▼
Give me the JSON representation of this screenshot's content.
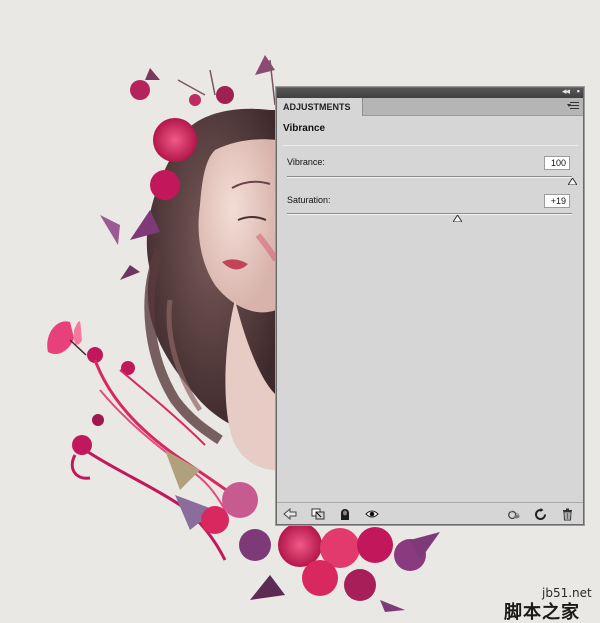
{
  "panel": {
    "tab_label": "ADJUSTMENTS",
    "section_title": "Vibrance",
    "sliders": [
      {
        "label": "Vibrance:",
        "display": "100",
        "value": 100,
        "min": -100,
        "max": 100
      },
      {
        "label": "Saturation:",
        "display": "+19",
        "value": 19,
        "min": -100,
        "max": 100
      }
    ],
    "bottom_icons_left": [
      "back-arrow-icon",
      "clip-to-layer-icon",
      "visibility-toggle-icon",
      "eye-icon"
    ],
    "bottom_icons_right": [
      "view-previous-icon",
      "reset-icon",
      "trash-icon"
    ]
  },
  "watermark": {
    "site": "jb51.net",
    "brand": "脚本之家"
  },
  "colors": {
    "panel_bg": "#d6d6d6",
    "titlebar": "#4a4a4a",
    "canvas_bg": "#e9e8e4",
    "flower_pink": "#d8285f",
    "flower_purple": "#7e3a78"
  }
}
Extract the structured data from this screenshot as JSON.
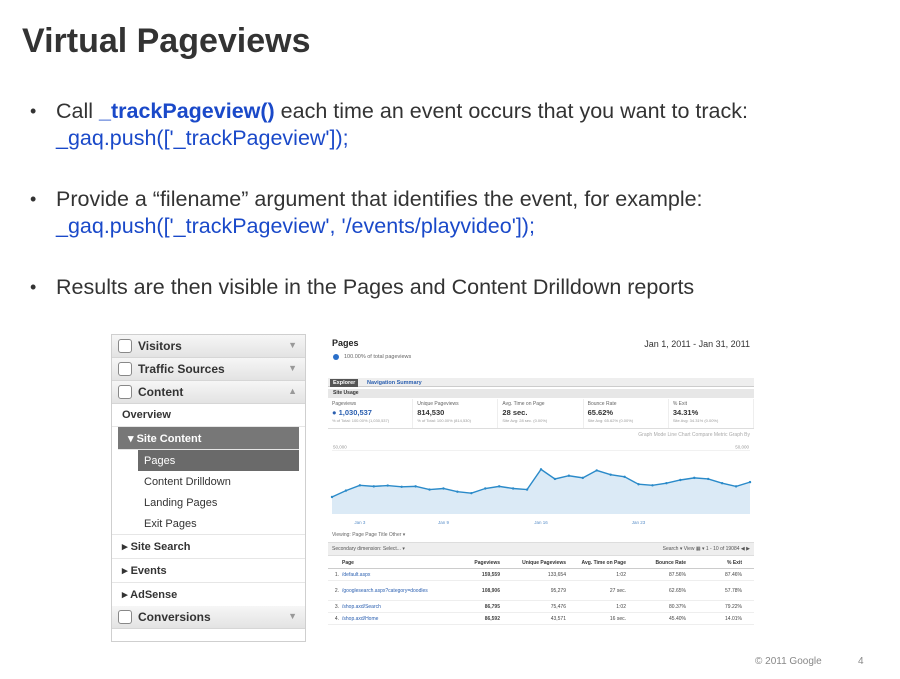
▲
The request
Tell how many lines above contain the word "JSON". Give the number alone.

Worked solution
2